* [Your objective] Your answer must consist of every line from the data below that includes the word "Society".

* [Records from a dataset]
= Beginning of Section =

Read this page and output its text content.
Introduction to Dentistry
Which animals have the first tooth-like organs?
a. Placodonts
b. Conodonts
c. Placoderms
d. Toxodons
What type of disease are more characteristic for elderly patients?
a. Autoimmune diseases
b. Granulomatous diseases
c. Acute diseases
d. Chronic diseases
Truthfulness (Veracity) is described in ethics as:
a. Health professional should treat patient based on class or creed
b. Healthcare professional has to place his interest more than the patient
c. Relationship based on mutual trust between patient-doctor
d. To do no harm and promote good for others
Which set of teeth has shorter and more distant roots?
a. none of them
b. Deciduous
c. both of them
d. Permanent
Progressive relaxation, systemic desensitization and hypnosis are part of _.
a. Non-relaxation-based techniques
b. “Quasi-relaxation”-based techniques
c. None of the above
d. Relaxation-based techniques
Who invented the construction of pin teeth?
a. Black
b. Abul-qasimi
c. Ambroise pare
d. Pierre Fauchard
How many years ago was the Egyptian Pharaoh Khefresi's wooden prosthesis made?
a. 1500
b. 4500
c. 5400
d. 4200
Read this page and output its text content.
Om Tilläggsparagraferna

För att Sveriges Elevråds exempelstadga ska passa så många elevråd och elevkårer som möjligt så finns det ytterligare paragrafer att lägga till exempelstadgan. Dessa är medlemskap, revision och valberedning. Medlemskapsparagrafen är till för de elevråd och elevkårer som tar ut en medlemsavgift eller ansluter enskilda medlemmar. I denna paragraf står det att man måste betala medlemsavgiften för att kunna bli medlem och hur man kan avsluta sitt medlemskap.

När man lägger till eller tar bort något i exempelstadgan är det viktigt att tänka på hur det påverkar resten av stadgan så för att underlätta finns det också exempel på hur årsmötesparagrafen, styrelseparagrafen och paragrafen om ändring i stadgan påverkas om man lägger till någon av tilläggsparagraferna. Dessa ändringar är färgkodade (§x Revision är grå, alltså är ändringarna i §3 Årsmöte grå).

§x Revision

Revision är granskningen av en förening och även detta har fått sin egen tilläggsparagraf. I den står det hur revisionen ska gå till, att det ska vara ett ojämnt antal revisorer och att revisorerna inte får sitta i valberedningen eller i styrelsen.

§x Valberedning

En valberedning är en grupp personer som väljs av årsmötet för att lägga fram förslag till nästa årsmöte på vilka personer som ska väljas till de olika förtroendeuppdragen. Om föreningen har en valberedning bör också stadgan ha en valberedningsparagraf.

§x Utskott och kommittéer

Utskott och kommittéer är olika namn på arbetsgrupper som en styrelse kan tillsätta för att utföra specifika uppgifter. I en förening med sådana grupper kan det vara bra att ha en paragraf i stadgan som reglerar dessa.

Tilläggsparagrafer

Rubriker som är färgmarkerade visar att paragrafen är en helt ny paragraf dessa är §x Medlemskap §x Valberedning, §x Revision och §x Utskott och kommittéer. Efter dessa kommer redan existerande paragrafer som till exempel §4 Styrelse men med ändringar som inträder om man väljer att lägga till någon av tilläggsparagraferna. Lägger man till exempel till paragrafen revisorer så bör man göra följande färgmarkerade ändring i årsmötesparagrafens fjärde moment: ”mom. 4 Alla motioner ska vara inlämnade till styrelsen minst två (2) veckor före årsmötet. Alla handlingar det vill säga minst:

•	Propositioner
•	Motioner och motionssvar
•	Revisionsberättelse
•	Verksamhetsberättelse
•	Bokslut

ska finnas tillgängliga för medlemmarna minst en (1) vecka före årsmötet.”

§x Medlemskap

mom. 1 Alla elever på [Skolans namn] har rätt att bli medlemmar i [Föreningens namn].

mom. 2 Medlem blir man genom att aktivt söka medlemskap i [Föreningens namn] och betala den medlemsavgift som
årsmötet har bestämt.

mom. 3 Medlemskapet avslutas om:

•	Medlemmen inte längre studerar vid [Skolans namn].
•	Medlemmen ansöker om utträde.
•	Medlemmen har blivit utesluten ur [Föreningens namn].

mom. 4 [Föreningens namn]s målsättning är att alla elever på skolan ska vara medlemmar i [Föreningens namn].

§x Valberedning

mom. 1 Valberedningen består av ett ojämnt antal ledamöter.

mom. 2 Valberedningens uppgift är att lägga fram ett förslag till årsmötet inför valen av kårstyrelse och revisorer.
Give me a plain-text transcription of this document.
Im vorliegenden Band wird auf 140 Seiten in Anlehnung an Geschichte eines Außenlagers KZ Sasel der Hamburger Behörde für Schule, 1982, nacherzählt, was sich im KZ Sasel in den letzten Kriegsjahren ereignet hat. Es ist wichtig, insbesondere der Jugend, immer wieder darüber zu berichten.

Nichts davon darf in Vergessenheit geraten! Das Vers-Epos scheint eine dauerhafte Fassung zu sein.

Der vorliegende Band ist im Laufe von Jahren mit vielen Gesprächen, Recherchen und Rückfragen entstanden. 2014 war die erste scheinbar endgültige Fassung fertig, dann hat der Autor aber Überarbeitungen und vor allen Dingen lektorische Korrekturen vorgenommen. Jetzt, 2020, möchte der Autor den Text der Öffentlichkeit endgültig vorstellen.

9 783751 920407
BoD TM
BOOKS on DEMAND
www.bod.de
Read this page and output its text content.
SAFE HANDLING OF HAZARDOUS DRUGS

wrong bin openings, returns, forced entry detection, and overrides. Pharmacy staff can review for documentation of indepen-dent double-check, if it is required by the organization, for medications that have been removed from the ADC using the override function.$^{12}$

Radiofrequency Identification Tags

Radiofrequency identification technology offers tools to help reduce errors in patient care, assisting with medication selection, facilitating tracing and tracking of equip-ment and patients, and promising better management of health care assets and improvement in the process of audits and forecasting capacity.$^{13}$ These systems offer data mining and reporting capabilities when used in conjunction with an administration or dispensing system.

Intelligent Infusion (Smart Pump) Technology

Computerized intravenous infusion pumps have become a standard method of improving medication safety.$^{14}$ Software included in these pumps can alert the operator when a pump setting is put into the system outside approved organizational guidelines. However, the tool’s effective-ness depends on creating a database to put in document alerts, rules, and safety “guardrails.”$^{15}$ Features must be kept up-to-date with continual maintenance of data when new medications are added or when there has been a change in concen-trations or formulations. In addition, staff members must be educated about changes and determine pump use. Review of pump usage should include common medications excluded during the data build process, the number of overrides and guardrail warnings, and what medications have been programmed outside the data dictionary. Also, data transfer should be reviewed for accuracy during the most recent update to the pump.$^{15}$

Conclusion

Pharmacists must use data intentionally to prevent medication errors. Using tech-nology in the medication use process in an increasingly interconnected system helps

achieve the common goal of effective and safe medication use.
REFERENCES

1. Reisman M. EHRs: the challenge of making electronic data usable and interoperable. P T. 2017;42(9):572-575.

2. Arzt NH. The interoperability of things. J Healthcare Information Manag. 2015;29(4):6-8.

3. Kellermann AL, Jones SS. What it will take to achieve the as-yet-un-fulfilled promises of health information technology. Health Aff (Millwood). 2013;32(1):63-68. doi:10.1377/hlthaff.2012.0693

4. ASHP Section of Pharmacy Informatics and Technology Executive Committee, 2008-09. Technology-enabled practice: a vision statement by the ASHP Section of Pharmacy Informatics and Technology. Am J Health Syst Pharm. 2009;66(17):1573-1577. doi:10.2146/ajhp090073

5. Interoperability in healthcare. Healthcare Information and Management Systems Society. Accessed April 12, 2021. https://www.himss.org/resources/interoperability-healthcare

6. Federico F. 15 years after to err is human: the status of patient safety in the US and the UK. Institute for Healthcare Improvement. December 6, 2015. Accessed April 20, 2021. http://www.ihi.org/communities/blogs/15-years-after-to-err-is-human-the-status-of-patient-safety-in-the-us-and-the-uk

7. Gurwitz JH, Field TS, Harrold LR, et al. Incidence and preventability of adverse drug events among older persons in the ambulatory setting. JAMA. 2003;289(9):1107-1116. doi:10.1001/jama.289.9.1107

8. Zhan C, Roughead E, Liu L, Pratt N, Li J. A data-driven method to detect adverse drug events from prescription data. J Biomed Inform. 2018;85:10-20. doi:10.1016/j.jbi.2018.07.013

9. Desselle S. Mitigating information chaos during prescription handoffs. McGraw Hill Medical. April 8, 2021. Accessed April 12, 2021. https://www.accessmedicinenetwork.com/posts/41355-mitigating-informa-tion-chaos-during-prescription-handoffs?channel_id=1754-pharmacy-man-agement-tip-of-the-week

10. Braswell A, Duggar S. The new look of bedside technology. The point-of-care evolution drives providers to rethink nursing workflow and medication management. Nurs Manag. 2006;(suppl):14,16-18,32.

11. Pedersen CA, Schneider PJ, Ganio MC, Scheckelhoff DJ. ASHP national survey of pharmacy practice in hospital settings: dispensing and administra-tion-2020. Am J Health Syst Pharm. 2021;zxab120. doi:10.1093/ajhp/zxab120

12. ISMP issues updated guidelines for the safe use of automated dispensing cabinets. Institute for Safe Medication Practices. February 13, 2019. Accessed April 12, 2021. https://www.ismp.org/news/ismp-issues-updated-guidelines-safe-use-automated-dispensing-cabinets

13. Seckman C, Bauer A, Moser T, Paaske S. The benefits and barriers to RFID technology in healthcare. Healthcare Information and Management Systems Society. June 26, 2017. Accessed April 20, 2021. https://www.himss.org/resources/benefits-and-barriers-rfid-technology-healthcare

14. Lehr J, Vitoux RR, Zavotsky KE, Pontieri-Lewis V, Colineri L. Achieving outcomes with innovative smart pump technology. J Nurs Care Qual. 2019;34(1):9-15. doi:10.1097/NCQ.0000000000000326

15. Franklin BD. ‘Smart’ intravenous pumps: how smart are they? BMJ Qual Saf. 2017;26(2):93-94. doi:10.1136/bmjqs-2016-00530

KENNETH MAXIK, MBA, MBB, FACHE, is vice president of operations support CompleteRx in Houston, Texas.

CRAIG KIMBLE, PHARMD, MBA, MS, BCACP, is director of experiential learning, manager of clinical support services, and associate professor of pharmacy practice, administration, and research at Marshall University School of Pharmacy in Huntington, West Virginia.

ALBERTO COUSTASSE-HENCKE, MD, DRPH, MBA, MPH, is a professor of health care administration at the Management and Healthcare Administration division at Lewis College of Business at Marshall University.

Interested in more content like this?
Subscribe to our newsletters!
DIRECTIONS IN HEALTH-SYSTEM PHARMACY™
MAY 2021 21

= End of Section =

* [Exercise response]
5. Interoperability in healthcare. Healthcare Information and Management Systems Society. Accessed April 12, 2021. https://www.himss.org/resources/interoperability-healthcare
13. Seckman C, Bauer A, Moser T, Paaske S. The benefits and barriers to RFID technology in healthcare. Healthcare Information and Management Systems Society. June 26, 2017. Accessed April 20, 2021. https://www.himss.org/resources/benefits-and-barriers-rfid-technology-healthcare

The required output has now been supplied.